Material for this exercise -
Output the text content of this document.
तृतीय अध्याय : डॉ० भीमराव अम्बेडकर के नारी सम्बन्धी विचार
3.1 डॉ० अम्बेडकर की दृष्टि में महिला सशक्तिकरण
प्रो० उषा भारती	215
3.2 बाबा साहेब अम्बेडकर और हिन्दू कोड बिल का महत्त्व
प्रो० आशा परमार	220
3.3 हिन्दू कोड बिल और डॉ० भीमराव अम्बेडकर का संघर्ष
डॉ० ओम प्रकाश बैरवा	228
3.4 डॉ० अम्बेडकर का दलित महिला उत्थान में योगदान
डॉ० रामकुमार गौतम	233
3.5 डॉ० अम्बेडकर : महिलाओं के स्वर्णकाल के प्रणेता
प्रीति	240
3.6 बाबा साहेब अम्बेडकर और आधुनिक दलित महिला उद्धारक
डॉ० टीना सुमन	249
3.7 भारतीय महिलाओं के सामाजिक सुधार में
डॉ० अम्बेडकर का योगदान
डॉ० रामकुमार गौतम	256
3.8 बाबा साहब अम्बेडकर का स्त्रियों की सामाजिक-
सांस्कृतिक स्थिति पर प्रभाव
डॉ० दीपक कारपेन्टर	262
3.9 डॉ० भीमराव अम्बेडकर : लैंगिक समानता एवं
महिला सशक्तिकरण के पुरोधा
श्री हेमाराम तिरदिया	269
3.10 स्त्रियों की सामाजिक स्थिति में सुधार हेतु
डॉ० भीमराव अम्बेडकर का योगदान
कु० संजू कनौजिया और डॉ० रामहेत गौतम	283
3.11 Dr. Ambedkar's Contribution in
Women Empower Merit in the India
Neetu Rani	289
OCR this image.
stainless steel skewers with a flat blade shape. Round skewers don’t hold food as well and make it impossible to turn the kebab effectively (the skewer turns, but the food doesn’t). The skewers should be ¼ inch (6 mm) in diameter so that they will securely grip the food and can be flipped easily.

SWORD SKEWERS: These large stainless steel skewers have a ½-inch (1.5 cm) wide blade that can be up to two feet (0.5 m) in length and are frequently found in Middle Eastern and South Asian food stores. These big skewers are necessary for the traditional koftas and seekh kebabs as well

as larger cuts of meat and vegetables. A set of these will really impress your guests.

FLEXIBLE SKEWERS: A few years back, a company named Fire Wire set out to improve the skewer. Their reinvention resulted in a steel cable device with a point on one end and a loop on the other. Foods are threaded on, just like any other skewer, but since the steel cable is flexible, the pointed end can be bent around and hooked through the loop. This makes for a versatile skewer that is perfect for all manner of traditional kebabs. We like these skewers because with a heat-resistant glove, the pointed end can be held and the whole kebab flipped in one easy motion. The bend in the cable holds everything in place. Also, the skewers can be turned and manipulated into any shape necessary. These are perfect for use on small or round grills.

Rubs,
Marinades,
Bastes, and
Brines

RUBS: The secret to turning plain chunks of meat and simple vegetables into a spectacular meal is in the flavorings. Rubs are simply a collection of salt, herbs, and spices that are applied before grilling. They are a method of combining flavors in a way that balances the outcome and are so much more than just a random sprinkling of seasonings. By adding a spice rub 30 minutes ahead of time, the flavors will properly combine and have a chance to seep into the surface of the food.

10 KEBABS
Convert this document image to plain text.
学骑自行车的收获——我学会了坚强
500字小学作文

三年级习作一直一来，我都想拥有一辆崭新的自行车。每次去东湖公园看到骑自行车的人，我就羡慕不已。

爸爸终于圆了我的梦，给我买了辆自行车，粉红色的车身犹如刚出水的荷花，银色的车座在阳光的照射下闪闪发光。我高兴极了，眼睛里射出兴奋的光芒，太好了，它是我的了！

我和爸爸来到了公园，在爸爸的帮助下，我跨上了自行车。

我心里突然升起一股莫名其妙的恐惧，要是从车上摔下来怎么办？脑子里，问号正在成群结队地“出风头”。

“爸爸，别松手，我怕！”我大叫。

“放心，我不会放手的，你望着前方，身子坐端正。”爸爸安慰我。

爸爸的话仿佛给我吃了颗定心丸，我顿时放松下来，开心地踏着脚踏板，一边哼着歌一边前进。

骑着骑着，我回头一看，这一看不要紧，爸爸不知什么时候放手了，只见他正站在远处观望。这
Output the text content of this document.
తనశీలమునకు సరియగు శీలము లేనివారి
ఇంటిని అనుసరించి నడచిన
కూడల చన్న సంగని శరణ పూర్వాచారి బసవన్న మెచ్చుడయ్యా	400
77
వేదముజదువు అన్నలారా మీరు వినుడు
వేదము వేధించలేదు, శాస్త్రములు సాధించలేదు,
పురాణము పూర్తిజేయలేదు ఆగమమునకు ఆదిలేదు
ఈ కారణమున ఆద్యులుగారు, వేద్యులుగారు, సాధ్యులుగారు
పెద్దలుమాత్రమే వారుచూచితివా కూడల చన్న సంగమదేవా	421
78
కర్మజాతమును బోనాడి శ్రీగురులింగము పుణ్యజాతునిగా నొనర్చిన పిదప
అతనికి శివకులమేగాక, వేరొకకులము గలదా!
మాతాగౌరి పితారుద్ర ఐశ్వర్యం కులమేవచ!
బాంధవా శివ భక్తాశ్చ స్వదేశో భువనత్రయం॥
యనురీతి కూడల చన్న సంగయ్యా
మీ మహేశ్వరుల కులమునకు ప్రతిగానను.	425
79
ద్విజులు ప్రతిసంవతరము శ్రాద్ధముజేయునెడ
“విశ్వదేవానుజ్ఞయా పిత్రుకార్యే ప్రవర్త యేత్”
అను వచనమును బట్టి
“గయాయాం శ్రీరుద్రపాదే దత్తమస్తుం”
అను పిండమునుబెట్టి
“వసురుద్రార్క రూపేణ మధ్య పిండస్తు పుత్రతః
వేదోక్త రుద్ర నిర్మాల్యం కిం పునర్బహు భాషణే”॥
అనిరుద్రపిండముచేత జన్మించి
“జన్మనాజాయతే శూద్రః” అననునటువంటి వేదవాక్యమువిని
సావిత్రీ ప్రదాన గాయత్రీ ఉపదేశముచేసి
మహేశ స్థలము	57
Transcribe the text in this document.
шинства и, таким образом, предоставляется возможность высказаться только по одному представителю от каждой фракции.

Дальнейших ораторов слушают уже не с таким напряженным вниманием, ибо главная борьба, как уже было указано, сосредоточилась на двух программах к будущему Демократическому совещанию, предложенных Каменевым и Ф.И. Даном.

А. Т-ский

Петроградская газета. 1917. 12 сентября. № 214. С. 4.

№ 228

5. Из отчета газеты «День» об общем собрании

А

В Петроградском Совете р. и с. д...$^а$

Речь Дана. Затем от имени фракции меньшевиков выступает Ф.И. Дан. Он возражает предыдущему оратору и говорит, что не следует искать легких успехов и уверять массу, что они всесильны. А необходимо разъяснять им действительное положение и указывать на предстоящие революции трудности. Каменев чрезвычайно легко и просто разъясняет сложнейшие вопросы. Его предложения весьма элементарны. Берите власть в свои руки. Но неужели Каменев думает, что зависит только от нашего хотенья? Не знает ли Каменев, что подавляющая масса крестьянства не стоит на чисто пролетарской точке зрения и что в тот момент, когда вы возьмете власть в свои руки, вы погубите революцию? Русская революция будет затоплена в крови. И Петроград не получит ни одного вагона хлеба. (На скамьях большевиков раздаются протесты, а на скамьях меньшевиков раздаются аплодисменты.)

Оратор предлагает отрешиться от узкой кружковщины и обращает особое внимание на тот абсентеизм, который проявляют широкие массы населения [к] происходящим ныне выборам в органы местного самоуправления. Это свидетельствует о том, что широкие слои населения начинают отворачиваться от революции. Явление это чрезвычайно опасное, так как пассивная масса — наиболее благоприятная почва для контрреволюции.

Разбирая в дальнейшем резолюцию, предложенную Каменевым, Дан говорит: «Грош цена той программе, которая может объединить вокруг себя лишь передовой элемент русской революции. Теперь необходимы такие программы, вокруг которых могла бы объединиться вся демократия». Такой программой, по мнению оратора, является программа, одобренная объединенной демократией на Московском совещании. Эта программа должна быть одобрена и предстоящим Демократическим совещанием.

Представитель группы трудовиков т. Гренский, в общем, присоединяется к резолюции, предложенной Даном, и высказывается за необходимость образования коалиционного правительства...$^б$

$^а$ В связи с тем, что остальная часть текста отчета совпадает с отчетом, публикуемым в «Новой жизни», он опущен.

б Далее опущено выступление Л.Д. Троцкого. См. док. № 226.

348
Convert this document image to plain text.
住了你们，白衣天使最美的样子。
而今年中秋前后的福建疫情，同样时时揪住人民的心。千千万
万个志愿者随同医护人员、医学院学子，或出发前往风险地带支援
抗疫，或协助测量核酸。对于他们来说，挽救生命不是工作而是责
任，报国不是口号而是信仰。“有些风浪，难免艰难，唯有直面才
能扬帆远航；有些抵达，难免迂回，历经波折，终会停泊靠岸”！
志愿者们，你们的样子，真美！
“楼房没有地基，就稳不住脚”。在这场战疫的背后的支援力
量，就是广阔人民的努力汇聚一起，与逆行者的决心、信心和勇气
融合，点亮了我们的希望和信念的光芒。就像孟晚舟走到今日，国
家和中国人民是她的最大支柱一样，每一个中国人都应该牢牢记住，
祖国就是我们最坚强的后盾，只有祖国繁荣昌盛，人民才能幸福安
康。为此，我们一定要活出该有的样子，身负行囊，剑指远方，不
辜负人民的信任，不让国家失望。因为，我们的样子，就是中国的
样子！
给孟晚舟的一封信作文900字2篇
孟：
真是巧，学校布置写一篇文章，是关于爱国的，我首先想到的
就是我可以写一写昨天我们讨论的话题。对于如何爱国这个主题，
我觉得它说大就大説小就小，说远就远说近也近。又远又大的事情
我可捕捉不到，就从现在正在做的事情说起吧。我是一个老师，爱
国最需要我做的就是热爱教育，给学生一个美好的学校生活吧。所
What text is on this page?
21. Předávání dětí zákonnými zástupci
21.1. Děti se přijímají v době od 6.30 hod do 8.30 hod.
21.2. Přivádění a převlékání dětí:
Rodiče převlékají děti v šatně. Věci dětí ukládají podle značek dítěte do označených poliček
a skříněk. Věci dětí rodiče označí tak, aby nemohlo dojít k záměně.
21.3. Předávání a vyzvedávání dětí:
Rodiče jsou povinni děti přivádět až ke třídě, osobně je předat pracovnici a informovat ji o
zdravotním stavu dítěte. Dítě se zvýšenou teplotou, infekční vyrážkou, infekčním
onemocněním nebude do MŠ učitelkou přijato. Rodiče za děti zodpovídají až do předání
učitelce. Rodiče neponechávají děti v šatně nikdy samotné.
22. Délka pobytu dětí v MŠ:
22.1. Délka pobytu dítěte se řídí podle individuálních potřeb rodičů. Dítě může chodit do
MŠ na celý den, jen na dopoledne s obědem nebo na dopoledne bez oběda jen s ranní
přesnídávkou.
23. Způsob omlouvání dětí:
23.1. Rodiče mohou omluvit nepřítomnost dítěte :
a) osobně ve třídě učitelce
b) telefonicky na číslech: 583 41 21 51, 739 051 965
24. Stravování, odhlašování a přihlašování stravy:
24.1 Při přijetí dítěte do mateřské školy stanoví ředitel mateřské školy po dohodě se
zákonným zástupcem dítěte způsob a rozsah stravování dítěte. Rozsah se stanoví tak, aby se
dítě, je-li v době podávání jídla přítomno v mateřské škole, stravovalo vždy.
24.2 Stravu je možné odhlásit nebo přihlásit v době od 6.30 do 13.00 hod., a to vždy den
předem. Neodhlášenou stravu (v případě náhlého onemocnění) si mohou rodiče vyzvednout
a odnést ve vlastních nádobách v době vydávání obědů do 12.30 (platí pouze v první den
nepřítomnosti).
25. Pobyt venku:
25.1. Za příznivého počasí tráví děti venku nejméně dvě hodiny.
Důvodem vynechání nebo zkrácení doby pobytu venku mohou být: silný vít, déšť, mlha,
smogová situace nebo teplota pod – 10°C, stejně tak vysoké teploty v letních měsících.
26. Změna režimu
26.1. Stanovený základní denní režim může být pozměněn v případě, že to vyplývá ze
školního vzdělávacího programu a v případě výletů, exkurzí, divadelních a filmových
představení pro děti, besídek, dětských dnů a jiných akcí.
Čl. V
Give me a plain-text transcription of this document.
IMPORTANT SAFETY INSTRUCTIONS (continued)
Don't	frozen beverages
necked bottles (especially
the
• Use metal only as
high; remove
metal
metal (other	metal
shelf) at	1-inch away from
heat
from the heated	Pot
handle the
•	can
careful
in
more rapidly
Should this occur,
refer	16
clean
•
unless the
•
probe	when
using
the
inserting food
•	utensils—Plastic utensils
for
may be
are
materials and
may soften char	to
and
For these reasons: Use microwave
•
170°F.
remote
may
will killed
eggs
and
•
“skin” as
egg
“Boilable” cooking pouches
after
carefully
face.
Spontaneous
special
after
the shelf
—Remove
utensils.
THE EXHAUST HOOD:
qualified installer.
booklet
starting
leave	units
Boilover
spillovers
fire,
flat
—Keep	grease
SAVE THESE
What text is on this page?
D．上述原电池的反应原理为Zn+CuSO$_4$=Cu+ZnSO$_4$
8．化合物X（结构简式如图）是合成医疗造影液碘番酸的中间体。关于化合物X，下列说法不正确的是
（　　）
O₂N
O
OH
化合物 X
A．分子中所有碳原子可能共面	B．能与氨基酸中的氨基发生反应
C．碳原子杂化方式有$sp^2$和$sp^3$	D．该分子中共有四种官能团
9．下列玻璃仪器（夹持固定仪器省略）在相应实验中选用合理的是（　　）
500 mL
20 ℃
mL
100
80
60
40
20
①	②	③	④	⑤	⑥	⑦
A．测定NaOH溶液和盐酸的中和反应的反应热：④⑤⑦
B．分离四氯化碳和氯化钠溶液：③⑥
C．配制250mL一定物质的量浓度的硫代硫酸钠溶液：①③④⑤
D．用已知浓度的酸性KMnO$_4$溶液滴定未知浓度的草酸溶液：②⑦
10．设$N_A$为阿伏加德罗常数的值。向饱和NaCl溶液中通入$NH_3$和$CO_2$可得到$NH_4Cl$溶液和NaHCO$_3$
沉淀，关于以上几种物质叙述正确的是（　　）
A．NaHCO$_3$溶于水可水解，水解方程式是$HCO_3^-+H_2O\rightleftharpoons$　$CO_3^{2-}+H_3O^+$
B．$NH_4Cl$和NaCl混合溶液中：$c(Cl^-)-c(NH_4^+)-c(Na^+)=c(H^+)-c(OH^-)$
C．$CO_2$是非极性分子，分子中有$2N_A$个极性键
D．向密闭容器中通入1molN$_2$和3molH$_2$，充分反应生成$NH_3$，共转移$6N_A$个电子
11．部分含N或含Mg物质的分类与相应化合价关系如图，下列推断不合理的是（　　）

Exercise aim -
Going through the records above, state how many lines carry "flat", with no other text.

Full answer -
2